[Figure contents as structured data]
============================================================
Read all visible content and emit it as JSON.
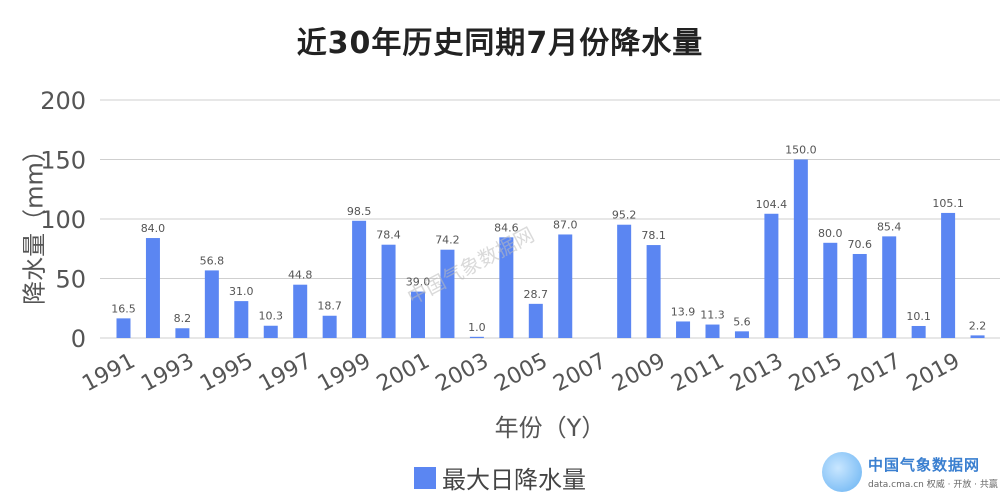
{
  "chart_data": {
    "type": "bar",
    "title": "近30年历史同期7月份降水量",
    "ylabel": "降水量（mm）",
    "xlabel": "年份（Y）",
    "ylim": [
      0,
      200
    ],
    "yticks": [
      0,
      50,
      100,
      150,
      200
    ],
    "grid": true,
    "legend_position": "bottom-center",
    "categories": [
      "1991",
      "1992",
      "1993",
      "1994",
      "1995",
      "1996",
      "1997",
      "1998",
      "1999",
      "2000",
      "2001",
      "2002",
      "2003",
      "2004",
      "2005",
      "2006",
      "2007",
      "2008",
      "2009",
      "2010",
      "2011",
      "2012",
      "2013",
      "2014",
      "2015",
      "2016",
      "2017",
      "2018",
      "2019",
      "2020"
    ],
    "xtick_labels": [
      "1991",
      "1993",
      "1995",
      "1997",
      "1999",
      "2001",
      "2003",
      "2005",
      "2007",
      "2009",
      "2011",
      "2013",
      "2015",
      "2017",
      "2019"
    ],
    "series": [
      {
        "name": "最大日降水量",
        "color": "#5b86f2",
        "values": [
          16.5,
          84.0,
          8.2,
          56.8,
          31.0,
          10.3,
          44.8,
          18.7,
          98.5,
          78.4,
          39.0,
          74.2,
          1.0,
          84.6,
          28.7,
          87.0,
          null,
          95.2,
          78.1,
          13.9,
          11.3,
          5.6,
          104.4,
          150.0,
          80.0,
          70.6,
          85.4,
          10.1,
          105.1,
          2.2
        ],
        "labels": [
          "16.5",
          "84.0",
          "8.2",
          "56.8",
          "31.0",
          "10.3",
          "44.8",
          "18.7",
          "98.5",
          "78.4",
          "39.0",
          "74.2",
          "1.0",
          "84.6",
          "28.7",
          "87.0",
          "",
          "95.2",
          "78.1",
          "13.9",
          "11.3",
          "5.6",
          "104.4",
          "150.0",
          "80.0",
          "70.6",
          "85.4",
          "10.1",
          "105.1",
          "2.2"
        ]
      }
    ]
  },
  "watermark": {
    "center_text": "中国气象数据网",
    "logo_name": "中国气象数据网",
    "logo_sub": "data.cma.cn 权威 · 开放 · 共赢"
  }
}
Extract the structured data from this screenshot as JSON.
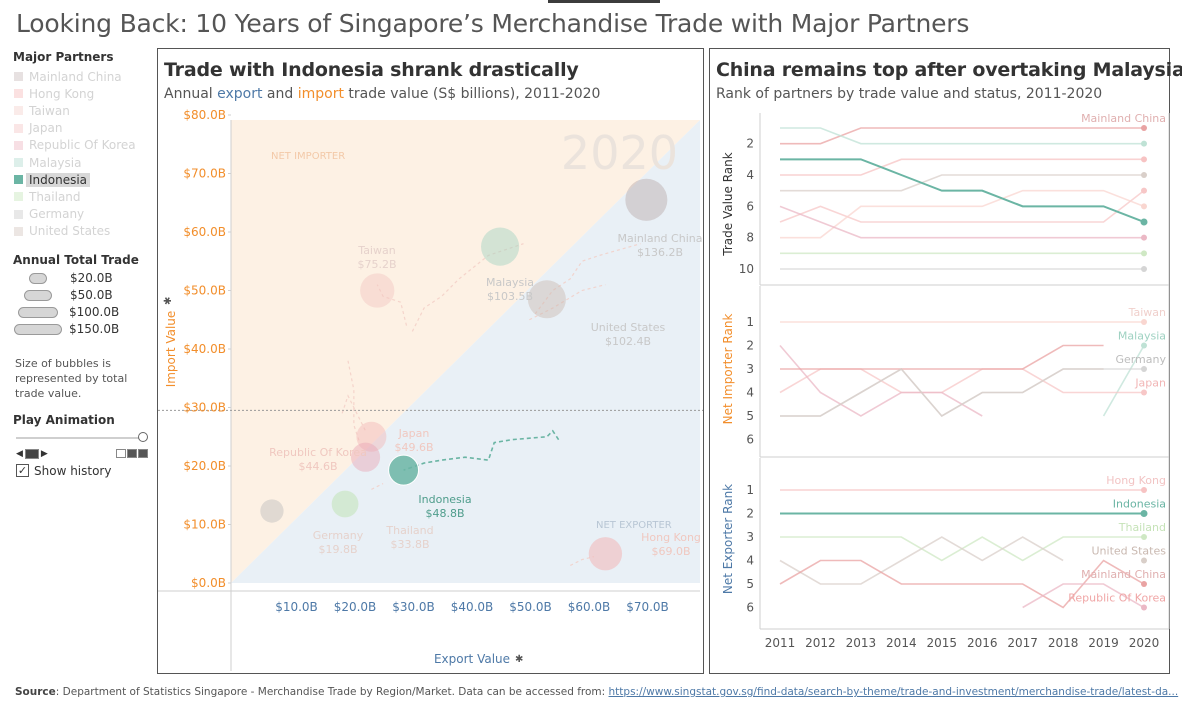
{
  "title": "Looking Back: 10 Years of Singapore’s Merchandise Trade with Major Partners",
  "sidebar": {
    "partners_title": "Major Partners",
    "partners": [
      {
        "name": "Mainland China",
        "color": "#b9a8a8",
        "active": false
      },
      {
        "name": "Hong Kong",
        "color": "#f4a9a8",
        "active": false
      },
      {
        "name": "Taiwan",
        "color": "#f1c6c0",
        "active": false
      },
      {
        "name": "Japan",
        "color": "#f2b6b6",
        "active": false
      },
      {
        "name": "Republic Of Korea",
        "color": "#e8a3b3",
        "active": false
      },
      {
        "name": "Malaysia",
        "color": "#9fd2c2",
        "active": false
      },
      {
        "name": "Indonesia",
        "color": "#6bb5a4",
        "active": true
      },
      {
        "name": "Thailand",
        "color": "#b8dfa8",
        "active": false
      },
      {
        "name": "Germany",
        "color": "#bdbdbd",
        "active": false
      },
      {
        "name": "United States",
        "color": "#c9b8b0",
        "active": false
      }
    ],
    "size_title": "Annual Total Trade",
    "size_legend": [
      "$20.0B",
      "$50.0B",
      "$100.0B",
      "$150.0B"
    ],
    "size_note": "Size of bubbles is represented by total trade value.",
    "play_title": "Play Animation",
    "show_history_label": "Show history",
    "show_history_checked": "✓"
  },
  "left_chart": {
    "title": "Trade with Indonesia shrank drastically",
    "subtitle_parts": [
      "Annual ",
      "export",
      " and ",
      "import",
      " trade value (S$ billions), 2011-2020"
    ],
    "year_watermark": "2020",
    "region_labels": {
      "net_importer": "NET IMPORTER",
      "net_exporter": "NET EXPORTER"
    },
    "colors": {
      "export": "#4e79a7",
      "import": "#f28e2b",
      "importer_bg": "#fdf1e4",
      "exporter_bg": "#e9f0f6"
    }
  },
  "right_chart": {
    "title": "China remains top after overtaking Malaysia",
    "subtitle": "Rank of partners by trade value and status, 2011-2020"
  },
  "chart_data": [
    {
      "type": "scatter",
      "title": "Trade with Indonesia shrank drastically",
      "xlabel": "Export Value",
      "ylabel": "Import Value",
      "xlim": [
        0,
        80
      ],
      "ylim": [
        0,
        80
      ],
      "x_ticks": [
        "$10.0B",
        "$20.0B",
        "$30.0B",
        "$40.0B",
        "$50.0B",
        "$60.0B",
        "$70.0B"
      ],
      "y_ticks": [
        "$0.0B",
        "$10.0B",
        "$20.0B",
        "$30.0B",
        "$40.0B",
        "$50.0B",
        "$60.0B",
        "$70.0B",
        "$80.0B"
      ],
      "reference_line_y": 29.5,
      "highlight": "Indonesia",
      "points": [
        {
          "name": "Mainland China",
          "export": 71,
          "import": 65.5,
          "total_label": "$136.2B",
          "color": "#b9a8a8"
        },
        {
          "name": "Malaysia",
          "export": 46,
          "import": 57.5,
          "total_label": "$103.5B",
          "color": "#9fd2c2"
        },
        {
          "name": "United States",
          "export": 54,
          "import": 48.5,
          "total_label": "$102.4B",
          "color": "#c9b8b0"
        },
        {
          "name": "Taiwan",
          "export": 25,
          "import": 50,
          "total_label": "$75.2B",
          "color": "#f1c6c0"
        },
        {
          "name": "Japan",
          "export": 24,
          "import": 25,
          "total_label": "$49.6B",
          "color": "#f2b6b6"
        },
        {
          "name": "Republic Of Korea",
          "export": 23,
          "import": 21.5,
          "total_label": "$44.6B",
          "color": "#e8a3b3"
        },
        {
          "name": "Indonesia",
          "export": 29.5,
          "import": 19.3,
          "total_label": "$48.8B",
          "color": "#6bb5a4"
        },
        {
          "name": "Thailand",
          "export": 19.5,
          "import": 13.5,
          "total_label": "$33.8B",
          "color": "#b8dfa8"
        },
        {
          "name": "Germany",
          "export": 7,
          "import": 12.3,
          "total_label": "$19.8B",
          "color": "#bdbdbd"
        },
        {
          "name": "Hong Kong",
          "export": 64,
          "import": 5,
          "total_label": "$69.0B",
          "color": "#f4a9a8"
        }
      ],
      "indonesia_history": [
        [
          56,
          24.5
        ],
        [
          55,
          26
        ],
        [
          54,
          25
        ],
        [
          48,
          24.5
        ],
        [
          45,
          24
        ],
        [
          44,
          21
        ],
        [
          40,
          21.5
        ],
        [
          36,
          21
        ],
        [
          33,
          20.5
        ],
        [
          31,
          19.8
        ],
        [
          29.5,
          19.3
        ]
      ]
    },
    {
      "type": "line",
      "title": "China remains top after overtaking Malaysia",
      "x": [
        "2011",
        "2012",
        "2013",
        "2014",
        "2015",
        "2016",
        "2017",
        "2018",
        "2019",
        "2020"
      ],
      "panels": [
        {
          "ylabel": "Trade Value Rank",
          "ylim": [
            1,
            10
          ],
          "y_ticks": [
            "2",
            "4",
            "6",
            "8",
            "10"
          ],
          "series": [
            {
              "name": "Mainland China",
              "color": "#e9a3a3",
              "highlight": false,
              "values": [
                2,
                2,
                1,
                1,
                1,
                1,
                1,
                1,
                1,
                1
              ]
            },
            {
              "name": "Malaysia",
              "color": "#bfe2d5",
              "highlight": false,
              "values": [
                1,
                1,
                2,
                2,
                2,
                2,
                2,
                2,
                2,
                2
              ]
            },
            {
              "name": "Indonesia",
              "color": "#6bb5a4",
              "highlight": true,
              "values": [
                3,
                3,
                3,
                4,
                5,
                5,
                6,
                6,
                6,
                7
              ]
            },
            {
              "name": "Hong Kong",
              "color": "#f7c3c3",
              "highlight": false,
              "values": [
                4,
                4,
                4,
                3,
                3,
                3,
                3,
                3,
                3,
                3
              ]
            },
            {
              "name": "United States",
              "color": "#d9cfc9",
              "highlight": false,
              "values": [
                5,
                5,
                5,
                5,
                4,
                4,
                4,
                4,
                4,
                4
              ]
            },
            {
              "name": "Japan",
              "color": "#f7c7c7",
              "highlight": false,
              "values": [
                7,
                6,
                7,
                7,
                7,
                7,
                7,
                7,
                7,
                5
              ]
            },
            {
              "name": "Taiwan",
              "color": "#f9d6d0",
              "highlight": false,
              "values": [
                8,
                8,
                6,
                6,
                6,
                6,
                5,
                5,
                5,
                6
              ]
            },
            {
              "name": "Republic Of Korea",
              "color": "#ebb8c5",
              "highlight": false,
              "values": [
                6,
                7,
                8,
                8,
                8,
                8,
                8,
                8,
                8,
                8
              ]
            },
            {
              "name": "Thailand",
              "color": "#cfe8c4",
              "highlight": false,
              "values": [
                9,
                9,
                9,
                9,
                9,
                9,
                9,
                9,
                9,
                9
              ]
            },
            {
              "name": "Germany",
              "color": "#d5d5d5",
              "highlight": false,
              "values": [
                10,
                10,
                10,
                10,
                10,
                10,
                10,
                10,
                10,
                10
              ]
            }
          ],
          "end_labels": [
            {
              "text": "Mainland China",
              "rank": 1,
              "color": "#e0b0b0"
            }
          ]
        },
        {
          "ylabel": "Net Importer Rank",
          "ylim": [
            1,
            6
          ],
          "y_ticks": [
            "1",
            "2",
            "3",
            "4",
            "5",
            "6"
          ],
          "series": [
            {
              "name": "Taiwan",
              "color": "#f9d6d0",
              "highlight": false,
              "values": [
                1,
                1,
                1,
                1,
                1,
                1,
                1,
                1,
                1,
                1
              ]
            },
            {
              "name": "Malaysia",
              "color": "#bfe2d5",
              "highlight": false,
              "values": [
                null,
                null,
                null,
                null,
                null,
                null,
                null,
                null,
                5,
                2
              ]
            },
            {
              "name": "Germany",
              "color": "#d5d5d5",
              "highlight": false,
              "values": [
                5,
                5,
                4,
                3,
                5,
                4,
                4,
                3,
                3,
                3
              ]
            },
            {
              "name": "Japan",
              "color": "#f7c7c7",
              "highlight": false,
              "values": [
                4,
                3,
                3,
                4,
                4,
                3,
                3,
                4,
                4,
                4
              ]
            },
            {
              "name": "Republic Of Korea",
              "color": "#ebb8c5",
              "highlight": false,
              "values": [
                2,
                4,
                5,
                4,
                4,
                5,
                null,
                null,
                null,
                null
              ]
            },
            {
              "name": "Mainland China",
              "color": "#e9a3a3",
              "highlight": false,
              "values": [
                3,
                3,
                3,
                3,
                3,
                3,
                3,
                2,
                2,
                null
              ]
            },
            {
              "name": "United States",
              "color": "#d9cfc9",
              "highlight": false,
              "values": [
                5,
                5,
                4,
                3,
                5,
                4,
                4,
                3,
                3,
                null
              ]
            }
          ],
          "end_labels": [
            {
              "text": "Taiwan",
              "rank": 1,
              "color": "#f0d0cc"
            },
            {
              "text": "Malaysia",
              "rank": 2,
              "color": "#9fd2c2"
            },
            {
              "text": "Germany",
              "rank": 3,
              "color": "#bdbdbd"
            },
            {
              "text": "Japan",
              "rank": 4,
              "color": "#f2b6b6"
            }
          ]
        },
        {
          "ylabel": "Net Exporter Rank",
          "ylim": [
            1,
            6
          ],
          "y_ticks": [
            "1",
            "2",
            "3",
            "4",
            "5",
            "6"
          ],
          "series": [
            {
              "name": "Hong Kong",
              "color": "#f7c3c3",
              "highlight": false,
              "values": [
                1,
                1,
                1,
                1,
                1,
                1,
                1,
                1,
                1,
                1
              ]
            },
            {
              "name": "Indonesia",
              "color": "#6bb5a4",
              "highlight": true,
              "values": [
                2,
                2,
                2,
                2,
                2,
                2,
                2,
                2,
                2,
                2
              ]
            },
            {
              "name": "Thailand",
              "color": "#cfe8c4",
              "highlight": false,
              "values": [
                3,
                3,
                3,
                3,
                4,
                3,
                4,
                3,
                3,
                3
              ]
            },
            {
              "name": "United States",
              "color": "#d9cfc9",
              "highlight": false,
              "values": [
                4,
                5,
                5,
                4,
                3,
                4,
                3,
                4,
                null,
                4
              ]
            },
            {
              "name": "Mainland China",
              "color": "#e9a3a3",
              "highlight": false,
              "values": [
                5,
                4,
                4,
                5,
                5,
                5,
                5,
                6,
                4,
                5
              ]
            },
            {
              "name": "Republic Of Korea",
              "color": "#ebb8c5",
              "highlight": false,
              "values": [
                null,
                null,
                null,
                null,
                null,
                null,
                6,
                5,
                5,
                6
              ]
            }
          ],
          "end_labels": [
            {
              "text": "Hong Kong",
              "rank": 1,
              "color": "#f2c4c4"
            },
            {
              "text": "Indonesia",
              "rank": 2,
              "color": "#6bb5a4"
            },
            {
              "text": "Thailand",
              "rank": 3,
              "color": "#c6e3b8"
            },
            {
              "text": "United States",
              "rank": 4,
              "color": "#c9b8b0"
            },
            {
              "text": "Mainland China",
              "rank": 5,
              "color": "#e0b0b0"
            },
            {
              "text": "Republic Of Korea",
              "rank": 6,
              "color": "#f0a6a6"
            }
          ]
        }
      ]
    }
  ],
  "source": {
    "label": "Source",
    "text": ": Department of Statistics Singapore - Merchandise Trade by Region/Market. Data can be accessed from: ",
    "link": "https://www.singstat.gov.sg/find-data/search-by-theme/trade-and-investment/merchandise-trade/latest-da..."
  }
}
============================================================
PROBLEM:
Gather each line in the data that holds the string "bdbdbd".

RESULT OF THIS EXERCISE:
        "color": "#bdbdbd",
          "color": "#bdbdbd"
              "color": "#bdbdbd"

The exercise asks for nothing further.